Find each line containing the word "document" and report how many there are. Add nothing else.

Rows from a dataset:
<<<<
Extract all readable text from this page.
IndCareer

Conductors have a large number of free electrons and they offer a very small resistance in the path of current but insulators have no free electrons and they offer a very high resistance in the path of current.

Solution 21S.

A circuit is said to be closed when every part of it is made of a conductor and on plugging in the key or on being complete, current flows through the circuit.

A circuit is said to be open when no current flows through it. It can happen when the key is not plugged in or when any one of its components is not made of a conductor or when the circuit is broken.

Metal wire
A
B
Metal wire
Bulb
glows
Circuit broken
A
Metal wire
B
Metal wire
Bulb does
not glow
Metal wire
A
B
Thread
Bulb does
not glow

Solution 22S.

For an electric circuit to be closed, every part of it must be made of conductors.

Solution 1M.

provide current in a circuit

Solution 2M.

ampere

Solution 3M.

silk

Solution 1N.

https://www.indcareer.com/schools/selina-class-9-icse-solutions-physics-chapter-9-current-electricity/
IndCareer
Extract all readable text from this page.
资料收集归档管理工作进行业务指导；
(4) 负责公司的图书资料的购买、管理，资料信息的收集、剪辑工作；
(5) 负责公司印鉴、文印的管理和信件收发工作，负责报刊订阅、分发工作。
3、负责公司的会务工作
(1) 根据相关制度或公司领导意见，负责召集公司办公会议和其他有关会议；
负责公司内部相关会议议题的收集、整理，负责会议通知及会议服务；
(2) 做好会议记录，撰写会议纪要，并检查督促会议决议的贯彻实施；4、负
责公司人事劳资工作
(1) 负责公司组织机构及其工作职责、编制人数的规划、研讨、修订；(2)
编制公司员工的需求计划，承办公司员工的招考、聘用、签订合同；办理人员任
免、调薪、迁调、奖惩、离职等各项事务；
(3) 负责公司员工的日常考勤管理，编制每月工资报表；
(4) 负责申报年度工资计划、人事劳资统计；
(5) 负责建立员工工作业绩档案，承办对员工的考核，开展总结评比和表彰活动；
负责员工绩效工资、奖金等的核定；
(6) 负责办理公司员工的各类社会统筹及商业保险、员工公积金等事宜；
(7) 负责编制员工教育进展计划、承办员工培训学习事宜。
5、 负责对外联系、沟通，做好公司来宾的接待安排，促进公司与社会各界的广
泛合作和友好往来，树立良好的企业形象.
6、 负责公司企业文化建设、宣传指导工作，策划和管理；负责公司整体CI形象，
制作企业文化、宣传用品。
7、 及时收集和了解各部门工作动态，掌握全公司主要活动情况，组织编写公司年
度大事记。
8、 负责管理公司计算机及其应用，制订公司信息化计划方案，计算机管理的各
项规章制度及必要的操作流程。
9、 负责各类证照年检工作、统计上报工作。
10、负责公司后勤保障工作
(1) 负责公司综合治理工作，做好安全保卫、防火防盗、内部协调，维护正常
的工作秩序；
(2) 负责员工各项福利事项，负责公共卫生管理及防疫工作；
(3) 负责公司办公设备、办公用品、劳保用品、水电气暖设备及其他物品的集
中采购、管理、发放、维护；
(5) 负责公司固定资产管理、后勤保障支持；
>>>>
<<<<
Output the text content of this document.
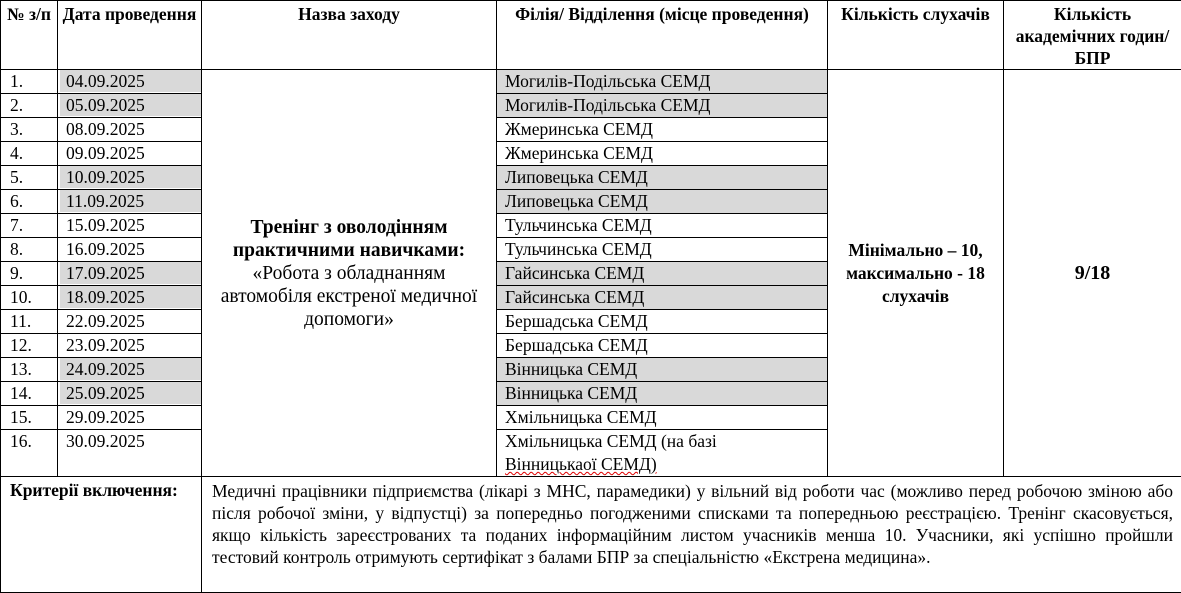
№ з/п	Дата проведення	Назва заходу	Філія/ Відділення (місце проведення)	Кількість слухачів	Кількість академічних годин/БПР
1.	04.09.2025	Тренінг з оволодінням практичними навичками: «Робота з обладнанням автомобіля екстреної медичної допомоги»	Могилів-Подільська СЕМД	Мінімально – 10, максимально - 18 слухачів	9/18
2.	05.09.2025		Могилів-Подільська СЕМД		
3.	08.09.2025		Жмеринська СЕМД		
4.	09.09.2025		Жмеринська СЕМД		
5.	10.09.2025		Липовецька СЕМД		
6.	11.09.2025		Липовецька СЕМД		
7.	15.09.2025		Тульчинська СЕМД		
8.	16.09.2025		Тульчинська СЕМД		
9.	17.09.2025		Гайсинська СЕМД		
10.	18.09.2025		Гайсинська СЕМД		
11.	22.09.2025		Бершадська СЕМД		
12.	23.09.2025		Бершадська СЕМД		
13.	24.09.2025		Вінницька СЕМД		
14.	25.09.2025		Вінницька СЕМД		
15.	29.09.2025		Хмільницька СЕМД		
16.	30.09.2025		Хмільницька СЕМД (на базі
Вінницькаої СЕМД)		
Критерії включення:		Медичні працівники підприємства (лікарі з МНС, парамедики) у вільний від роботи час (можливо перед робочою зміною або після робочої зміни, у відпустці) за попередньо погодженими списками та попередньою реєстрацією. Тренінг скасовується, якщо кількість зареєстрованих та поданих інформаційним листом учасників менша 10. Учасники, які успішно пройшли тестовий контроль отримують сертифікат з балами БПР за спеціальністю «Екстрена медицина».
>>>>
<<<<
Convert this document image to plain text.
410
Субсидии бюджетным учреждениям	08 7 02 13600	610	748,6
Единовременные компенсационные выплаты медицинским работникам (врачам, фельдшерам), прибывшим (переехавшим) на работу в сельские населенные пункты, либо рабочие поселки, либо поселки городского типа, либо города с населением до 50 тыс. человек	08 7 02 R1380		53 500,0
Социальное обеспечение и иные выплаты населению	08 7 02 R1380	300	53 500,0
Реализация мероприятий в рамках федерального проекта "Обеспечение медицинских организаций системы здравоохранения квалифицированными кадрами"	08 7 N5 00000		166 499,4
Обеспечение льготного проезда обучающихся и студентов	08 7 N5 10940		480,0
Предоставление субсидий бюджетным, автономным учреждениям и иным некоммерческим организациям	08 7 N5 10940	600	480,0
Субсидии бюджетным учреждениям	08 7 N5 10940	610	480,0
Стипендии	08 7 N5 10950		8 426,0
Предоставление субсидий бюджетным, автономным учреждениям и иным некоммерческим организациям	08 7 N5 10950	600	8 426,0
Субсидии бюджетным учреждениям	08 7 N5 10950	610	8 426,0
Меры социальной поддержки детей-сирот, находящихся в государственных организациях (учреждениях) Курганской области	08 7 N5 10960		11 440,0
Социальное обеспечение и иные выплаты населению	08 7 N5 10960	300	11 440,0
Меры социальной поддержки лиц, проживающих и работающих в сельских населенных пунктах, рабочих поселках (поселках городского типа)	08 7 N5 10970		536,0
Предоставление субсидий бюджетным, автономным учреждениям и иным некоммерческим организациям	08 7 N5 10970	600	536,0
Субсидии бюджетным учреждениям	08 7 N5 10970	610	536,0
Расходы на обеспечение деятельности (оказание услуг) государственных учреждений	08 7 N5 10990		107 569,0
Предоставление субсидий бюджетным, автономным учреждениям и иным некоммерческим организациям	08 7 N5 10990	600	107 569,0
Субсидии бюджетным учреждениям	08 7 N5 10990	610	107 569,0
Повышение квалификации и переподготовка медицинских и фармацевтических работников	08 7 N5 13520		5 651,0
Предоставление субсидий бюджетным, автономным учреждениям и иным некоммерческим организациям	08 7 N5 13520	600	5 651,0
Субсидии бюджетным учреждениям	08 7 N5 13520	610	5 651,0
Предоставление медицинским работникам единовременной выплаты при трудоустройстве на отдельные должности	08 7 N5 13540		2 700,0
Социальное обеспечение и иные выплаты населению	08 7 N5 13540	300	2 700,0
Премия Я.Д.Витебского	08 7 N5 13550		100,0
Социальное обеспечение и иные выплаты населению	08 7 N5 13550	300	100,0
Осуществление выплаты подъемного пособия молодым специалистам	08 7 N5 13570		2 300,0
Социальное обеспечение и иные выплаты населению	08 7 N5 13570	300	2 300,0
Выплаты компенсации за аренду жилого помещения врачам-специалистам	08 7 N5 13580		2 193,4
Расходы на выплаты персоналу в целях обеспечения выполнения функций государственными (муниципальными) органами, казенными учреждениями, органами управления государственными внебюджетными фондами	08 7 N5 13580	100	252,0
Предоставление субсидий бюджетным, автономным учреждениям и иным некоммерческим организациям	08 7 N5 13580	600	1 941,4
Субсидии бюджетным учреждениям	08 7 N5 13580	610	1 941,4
>>>>
◆ **RESULT**:
2